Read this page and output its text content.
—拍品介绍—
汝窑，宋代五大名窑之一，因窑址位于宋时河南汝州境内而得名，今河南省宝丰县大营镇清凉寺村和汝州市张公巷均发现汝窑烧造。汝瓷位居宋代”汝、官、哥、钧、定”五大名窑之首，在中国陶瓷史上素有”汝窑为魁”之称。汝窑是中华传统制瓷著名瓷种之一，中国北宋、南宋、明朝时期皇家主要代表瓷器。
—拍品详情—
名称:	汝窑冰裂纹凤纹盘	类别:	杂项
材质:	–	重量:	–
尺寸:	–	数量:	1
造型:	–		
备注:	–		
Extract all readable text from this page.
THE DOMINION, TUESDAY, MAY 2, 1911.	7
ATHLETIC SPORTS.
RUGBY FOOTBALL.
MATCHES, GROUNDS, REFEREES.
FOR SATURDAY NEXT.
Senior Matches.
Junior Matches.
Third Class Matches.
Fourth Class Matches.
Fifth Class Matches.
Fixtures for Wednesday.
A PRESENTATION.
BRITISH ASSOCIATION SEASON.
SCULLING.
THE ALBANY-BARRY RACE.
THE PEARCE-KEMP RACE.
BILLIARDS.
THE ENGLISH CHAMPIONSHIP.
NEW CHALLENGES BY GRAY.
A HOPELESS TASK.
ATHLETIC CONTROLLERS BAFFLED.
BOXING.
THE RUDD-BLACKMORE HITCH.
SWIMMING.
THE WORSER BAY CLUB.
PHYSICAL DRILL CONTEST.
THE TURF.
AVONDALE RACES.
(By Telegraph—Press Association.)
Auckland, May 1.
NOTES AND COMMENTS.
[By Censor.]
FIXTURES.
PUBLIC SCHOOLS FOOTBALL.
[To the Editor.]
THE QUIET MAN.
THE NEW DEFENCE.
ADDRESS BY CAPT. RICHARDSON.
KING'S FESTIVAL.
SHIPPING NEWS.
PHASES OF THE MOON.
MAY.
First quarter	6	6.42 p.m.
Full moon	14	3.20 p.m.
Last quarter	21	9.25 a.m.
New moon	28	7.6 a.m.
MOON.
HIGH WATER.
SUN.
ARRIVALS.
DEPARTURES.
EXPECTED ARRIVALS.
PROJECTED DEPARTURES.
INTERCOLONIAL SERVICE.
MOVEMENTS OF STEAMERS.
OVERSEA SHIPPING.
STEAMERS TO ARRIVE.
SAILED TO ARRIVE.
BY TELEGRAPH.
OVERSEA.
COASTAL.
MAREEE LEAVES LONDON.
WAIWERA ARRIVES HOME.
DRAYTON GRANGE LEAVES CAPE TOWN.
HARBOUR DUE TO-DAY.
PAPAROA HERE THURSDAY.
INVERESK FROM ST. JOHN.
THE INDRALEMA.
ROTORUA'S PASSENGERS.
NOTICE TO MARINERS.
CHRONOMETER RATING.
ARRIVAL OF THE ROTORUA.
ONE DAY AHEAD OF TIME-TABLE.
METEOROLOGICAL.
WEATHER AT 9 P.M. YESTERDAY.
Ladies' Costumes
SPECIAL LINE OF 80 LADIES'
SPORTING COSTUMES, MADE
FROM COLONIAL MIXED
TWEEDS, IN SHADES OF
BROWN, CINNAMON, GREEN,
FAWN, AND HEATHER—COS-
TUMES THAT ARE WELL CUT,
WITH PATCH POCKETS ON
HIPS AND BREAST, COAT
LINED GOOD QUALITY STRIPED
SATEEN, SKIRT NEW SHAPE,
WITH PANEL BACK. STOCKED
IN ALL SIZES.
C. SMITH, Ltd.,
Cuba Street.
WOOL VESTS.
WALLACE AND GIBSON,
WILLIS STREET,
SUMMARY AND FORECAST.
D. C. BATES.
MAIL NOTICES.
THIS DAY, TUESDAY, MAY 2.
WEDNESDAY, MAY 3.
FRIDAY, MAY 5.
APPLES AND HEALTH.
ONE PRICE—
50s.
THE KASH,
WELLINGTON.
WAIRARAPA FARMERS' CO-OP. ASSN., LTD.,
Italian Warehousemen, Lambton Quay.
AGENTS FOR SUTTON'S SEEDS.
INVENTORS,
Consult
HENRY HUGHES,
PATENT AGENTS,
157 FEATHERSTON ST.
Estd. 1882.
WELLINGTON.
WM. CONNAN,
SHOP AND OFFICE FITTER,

* Problem:
Filter the records for lines holding the string "AGENTS". Copy each one.

* Output:
AGENTS FOR SUTTON'S SEEDS.
PATENT AGENTS,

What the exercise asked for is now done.